## Stated problem:
Wherever a line holds the word "Результат", copy that line out.

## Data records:
*-*-*
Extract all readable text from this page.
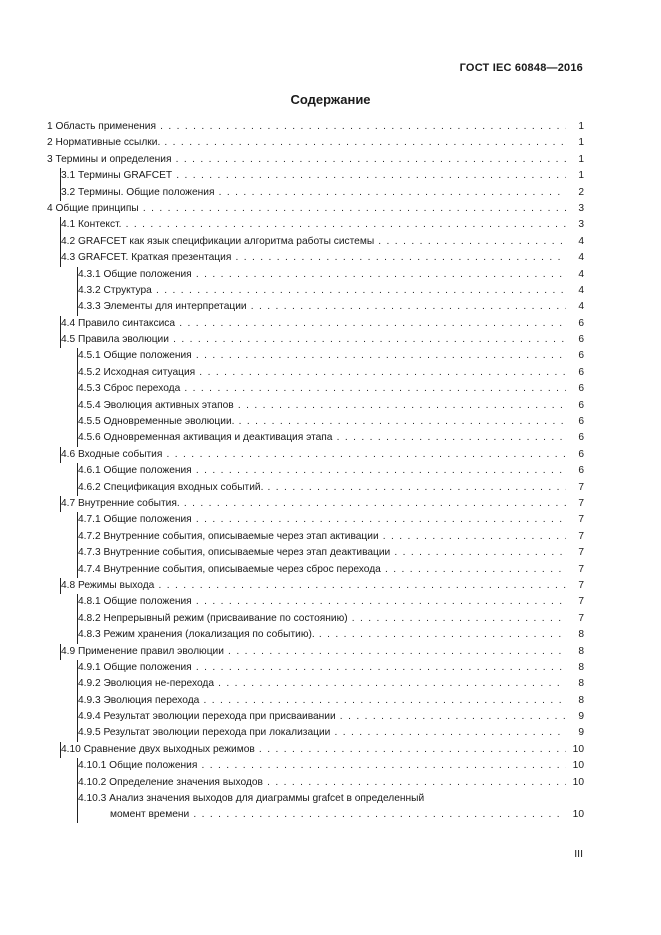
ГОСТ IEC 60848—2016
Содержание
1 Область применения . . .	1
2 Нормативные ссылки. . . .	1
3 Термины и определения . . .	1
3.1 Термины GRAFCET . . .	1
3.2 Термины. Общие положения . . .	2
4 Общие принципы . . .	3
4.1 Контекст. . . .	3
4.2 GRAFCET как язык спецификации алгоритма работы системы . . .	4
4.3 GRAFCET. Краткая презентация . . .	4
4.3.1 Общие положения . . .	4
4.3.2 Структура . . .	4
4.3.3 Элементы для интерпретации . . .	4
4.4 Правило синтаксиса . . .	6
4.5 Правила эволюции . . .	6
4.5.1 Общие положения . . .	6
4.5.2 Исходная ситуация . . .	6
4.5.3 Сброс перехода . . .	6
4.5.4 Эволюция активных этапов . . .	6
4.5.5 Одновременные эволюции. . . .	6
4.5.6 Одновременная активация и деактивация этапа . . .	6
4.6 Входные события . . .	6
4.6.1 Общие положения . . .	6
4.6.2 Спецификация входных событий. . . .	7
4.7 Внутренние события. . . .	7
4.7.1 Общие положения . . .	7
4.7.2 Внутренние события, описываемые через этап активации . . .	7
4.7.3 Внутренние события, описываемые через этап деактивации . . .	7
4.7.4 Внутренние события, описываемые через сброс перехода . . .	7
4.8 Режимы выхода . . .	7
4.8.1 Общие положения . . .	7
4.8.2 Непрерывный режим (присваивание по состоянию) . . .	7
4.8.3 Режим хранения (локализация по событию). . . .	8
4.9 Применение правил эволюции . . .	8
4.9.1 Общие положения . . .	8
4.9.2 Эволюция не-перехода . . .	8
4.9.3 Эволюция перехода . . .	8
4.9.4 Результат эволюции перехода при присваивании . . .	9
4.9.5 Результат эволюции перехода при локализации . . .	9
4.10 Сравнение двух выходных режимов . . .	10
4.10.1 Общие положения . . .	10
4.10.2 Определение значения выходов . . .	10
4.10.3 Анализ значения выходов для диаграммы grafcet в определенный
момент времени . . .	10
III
*-*-*
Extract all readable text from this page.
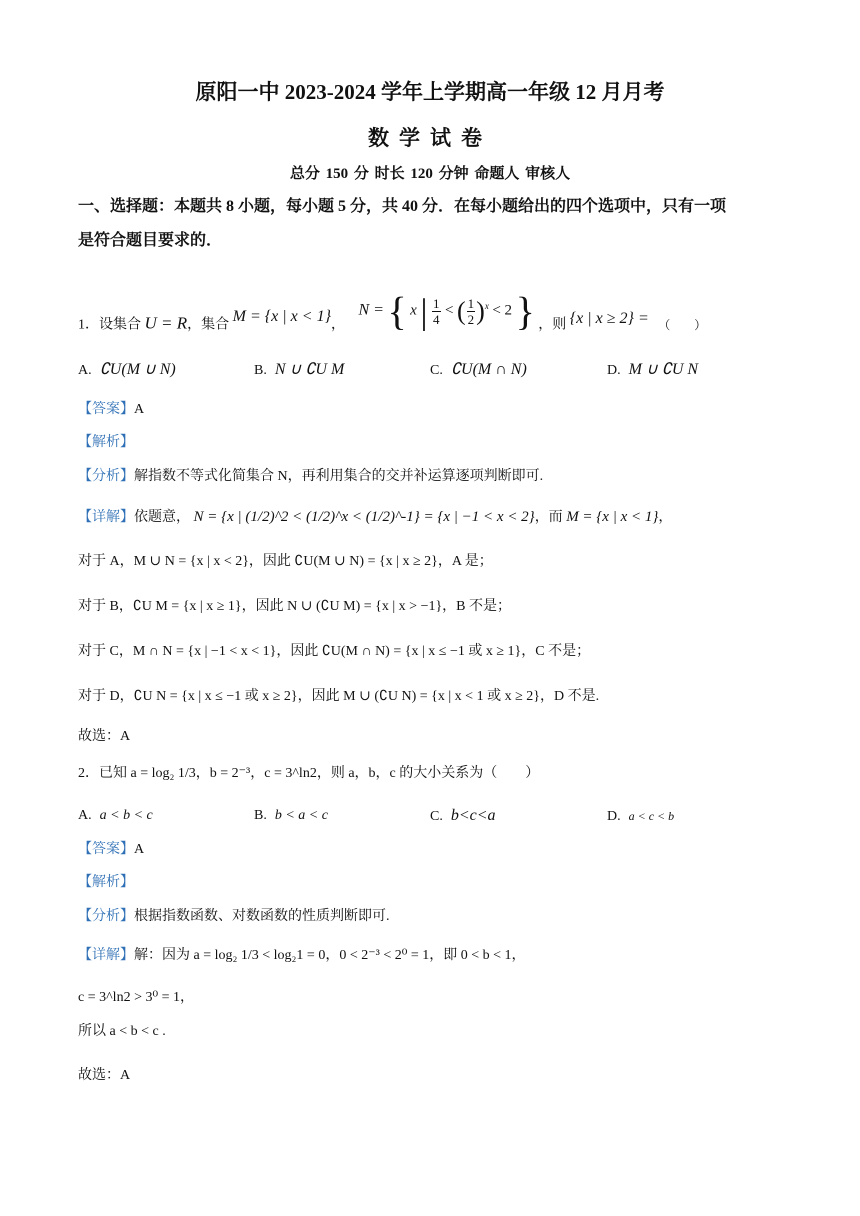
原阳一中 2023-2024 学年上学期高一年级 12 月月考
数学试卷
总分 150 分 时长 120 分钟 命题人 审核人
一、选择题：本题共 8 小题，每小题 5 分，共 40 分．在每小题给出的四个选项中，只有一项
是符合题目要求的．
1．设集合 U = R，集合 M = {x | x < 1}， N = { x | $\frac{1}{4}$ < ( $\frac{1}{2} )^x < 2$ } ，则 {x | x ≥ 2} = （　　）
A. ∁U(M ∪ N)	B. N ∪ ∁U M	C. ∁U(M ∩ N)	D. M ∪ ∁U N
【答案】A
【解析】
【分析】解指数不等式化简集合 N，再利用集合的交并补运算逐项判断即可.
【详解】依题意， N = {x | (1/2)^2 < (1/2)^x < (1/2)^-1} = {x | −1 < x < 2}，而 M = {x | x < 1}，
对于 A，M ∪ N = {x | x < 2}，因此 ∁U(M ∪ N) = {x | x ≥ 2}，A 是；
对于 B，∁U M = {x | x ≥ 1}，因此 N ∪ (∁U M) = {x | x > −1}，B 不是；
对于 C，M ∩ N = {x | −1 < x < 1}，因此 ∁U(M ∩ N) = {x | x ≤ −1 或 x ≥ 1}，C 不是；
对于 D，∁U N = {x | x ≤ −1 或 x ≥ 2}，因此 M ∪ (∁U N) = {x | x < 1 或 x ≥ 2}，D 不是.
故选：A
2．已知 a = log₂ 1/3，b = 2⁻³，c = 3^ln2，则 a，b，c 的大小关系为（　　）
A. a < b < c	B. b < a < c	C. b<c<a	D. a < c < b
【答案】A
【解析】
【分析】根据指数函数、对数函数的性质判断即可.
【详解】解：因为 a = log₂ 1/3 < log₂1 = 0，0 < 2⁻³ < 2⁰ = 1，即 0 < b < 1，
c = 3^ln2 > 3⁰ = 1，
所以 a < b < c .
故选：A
*-*-*
## The response:
4.9.4 Результат эволюции перехода при присваивании . . .	9
4.9.5 Результат эволюции перехода при локализации . . .	9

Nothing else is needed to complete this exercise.